» EXERCISE INSTRUCTIONS:
Read the records and gather each line that includes "MaxSim".

-----

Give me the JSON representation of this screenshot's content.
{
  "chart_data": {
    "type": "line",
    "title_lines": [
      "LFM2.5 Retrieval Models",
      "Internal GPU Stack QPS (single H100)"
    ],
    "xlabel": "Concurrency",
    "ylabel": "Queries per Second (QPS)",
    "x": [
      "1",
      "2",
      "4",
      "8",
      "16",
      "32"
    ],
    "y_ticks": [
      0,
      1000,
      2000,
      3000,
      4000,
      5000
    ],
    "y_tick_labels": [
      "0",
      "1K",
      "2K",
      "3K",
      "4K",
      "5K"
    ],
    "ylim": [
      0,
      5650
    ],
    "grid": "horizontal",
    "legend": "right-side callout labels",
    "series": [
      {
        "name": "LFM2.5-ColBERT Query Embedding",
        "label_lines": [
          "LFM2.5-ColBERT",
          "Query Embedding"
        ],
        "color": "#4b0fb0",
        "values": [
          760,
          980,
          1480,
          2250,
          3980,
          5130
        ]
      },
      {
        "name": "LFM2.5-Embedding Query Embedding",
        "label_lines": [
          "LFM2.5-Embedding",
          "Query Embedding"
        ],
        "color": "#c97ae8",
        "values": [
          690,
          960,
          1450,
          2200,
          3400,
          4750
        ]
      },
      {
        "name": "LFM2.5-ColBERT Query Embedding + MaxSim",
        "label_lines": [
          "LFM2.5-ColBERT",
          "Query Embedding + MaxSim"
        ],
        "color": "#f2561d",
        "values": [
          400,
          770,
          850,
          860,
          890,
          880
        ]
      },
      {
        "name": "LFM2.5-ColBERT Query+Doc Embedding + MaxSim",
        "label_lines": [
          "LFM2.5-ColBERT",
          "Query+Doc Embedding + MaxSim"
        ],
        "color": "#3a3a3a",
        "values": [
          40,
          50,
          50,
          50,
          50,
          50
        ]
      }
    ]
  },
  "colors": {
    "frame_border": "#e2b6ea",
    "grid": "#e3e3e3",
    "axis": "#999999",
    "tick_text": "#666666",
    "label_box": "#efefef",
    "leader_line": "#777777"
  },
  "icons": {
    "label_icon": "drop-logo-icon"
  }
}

-----

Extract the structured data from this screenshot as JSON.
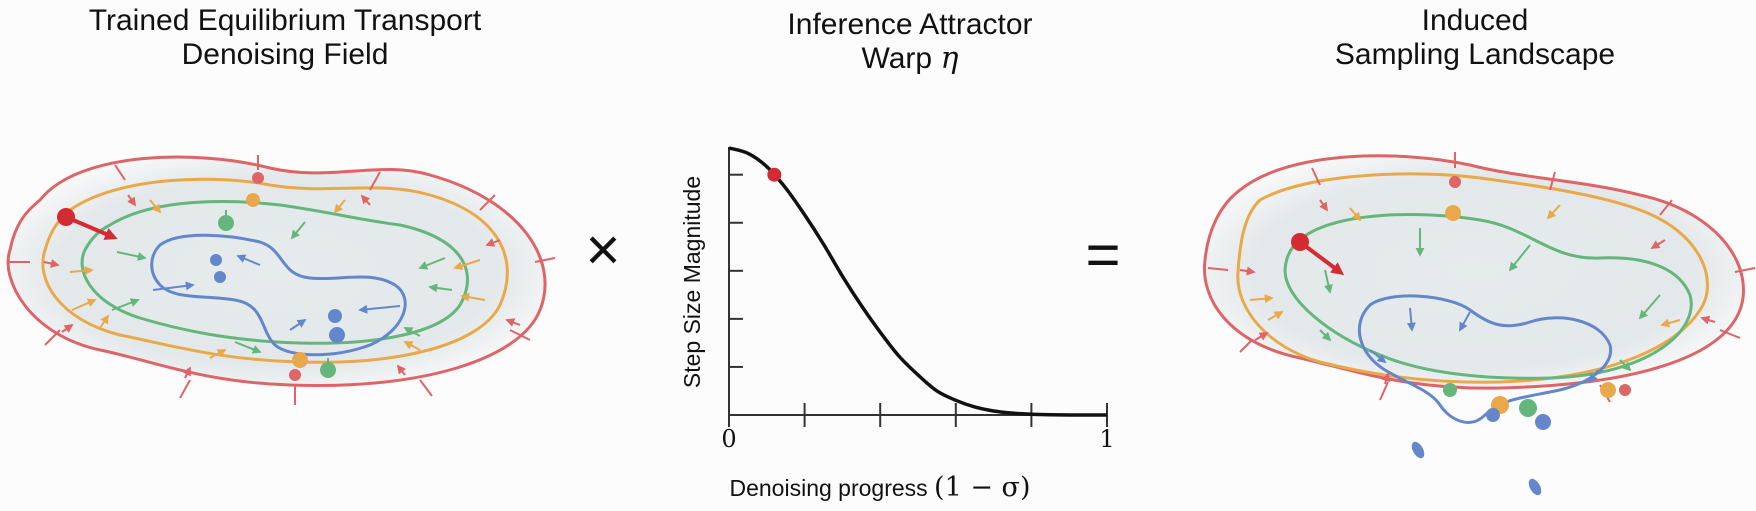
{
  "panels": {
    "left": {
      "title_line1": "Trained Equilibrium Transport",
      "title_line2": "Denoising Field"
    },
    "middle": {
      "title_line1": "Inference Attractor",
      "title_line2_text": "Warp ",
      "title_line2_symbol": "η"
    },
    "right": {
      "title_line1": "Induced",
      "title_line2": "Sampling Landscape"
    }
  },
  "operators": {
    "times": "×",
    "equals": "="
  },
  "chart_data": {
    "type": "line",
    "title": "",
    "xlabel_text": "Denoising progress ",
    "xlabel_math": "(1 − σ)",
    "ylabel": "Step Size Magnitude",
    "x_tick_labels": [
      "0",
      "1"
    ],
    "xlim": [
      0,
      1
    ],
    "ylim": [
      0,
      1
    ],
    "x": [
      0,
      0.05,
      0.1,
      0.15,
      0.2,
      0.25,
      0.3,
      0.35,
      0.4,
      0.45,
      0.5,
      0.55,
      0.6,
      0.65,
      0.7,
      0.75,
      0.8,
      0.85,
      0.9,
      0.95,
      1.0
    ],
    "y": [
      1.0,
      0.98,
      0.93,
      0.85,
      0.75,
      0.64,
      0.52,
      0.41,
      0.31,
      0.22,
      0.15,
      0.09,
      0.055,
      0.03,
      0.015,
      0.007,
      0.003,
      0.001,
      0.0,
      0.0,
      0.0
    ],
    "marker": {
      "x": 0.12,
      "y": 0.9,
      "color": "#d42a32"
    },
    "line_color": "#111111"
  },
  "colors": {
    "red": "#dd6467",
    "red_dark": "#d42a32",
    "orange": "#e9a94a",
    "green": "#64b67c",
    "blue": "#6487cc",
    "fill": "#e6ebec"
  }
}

-----

» FULL ANSWER:
        "name": "LFM2.5-ColBERT Query Embedding + MaxSim",
          "Query Embedding + MaxSim"
        "name": "LFM2.5-ColBERT Query+Doc Embedding + MaxSim",
          "Query+Doc Embedding + MaxSim"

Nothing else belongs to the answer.